## START Material provided

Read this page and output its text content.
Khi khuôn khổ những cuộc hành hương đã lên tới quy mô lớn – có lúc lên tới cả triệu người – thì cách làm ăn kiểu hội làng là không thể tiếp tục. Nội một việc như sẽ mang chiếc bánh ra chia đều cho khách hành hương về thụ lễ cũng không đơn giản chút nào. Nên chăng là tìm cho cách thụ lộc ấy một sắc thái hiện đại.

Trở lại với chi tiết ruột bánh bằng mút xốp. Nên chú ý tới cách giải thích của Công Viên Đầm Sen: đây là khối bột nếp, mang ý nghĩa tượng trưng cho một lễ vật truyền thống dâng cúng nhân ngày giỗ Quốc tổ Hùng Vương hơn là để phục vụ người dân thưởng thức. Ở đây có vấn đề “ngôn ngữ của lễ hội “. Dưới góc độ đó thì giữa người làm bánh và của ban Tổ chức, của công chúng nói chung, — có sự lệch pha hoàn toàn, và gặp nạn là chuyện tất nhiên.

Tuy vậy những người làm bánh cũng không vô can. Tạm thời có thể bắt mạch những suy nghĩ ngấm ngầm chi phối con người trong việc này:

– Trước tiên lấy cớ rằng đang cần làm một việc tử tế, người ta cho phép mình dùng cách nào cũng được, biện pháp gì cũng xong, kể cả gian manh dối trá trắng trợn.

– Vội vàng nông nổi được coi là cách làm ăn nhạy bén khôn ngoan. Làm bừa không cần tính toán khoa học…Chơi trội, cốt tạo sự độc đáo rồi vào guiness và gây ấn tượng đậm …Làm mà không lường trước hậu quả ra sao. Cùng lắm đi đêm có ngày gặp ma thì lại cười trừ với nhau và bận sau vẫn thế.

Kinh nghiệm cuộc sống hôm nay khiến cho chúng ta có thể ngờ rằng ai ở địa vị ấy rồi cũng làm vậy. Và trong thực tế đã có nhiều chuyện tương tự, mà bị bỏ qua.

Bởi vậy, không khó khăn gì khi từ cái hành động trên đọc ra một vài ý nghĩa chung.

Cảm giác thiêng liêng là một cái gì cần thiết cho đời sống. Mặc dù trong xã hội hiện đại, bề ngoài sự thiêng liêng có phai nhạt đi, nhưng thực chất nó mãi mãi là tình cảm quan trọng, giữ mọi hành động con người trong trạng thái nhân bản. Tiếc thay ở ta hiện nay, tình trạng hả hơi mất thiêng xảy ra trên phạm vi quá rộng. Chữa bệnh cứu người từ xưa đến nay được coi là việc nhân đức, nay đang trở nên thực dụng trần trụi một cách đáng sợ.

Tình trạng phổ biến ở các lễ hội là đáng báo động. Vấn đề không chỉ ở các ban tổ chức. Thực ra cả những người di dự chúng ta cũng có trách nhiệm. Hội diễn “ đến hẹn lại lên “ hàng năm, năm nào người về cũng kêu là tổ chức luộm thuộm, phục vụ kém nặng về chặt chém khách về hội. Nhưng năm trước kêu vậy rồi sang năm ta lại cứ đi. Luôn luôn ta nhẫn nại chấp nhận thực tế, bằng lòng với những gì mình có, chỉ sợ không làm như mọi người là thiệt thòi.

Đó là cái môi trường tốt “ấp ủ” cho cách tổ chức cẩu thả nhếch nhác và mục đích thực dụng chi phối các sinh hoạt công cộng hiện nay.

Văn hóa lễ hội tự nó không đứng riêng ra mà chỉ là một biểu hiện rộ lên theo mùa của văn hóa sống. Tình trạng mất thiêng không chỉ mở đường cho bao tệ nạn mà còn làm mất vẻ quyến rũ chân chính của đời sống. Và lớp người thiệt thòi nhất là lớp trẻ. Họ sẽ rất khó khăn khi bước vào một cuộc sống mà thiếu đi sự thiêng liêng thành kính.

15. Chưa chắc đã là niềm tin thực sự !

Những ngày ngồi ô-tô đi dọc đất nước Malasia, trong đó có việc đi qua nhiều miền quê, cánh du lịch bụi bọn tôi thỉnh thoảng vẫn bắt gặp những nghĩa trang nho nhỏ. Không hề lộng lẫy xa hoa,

## END Material provided

Directions for this task
Of the lines in the records, determine how many contain the word "đáng", and report that number alone.

Exercise solution
2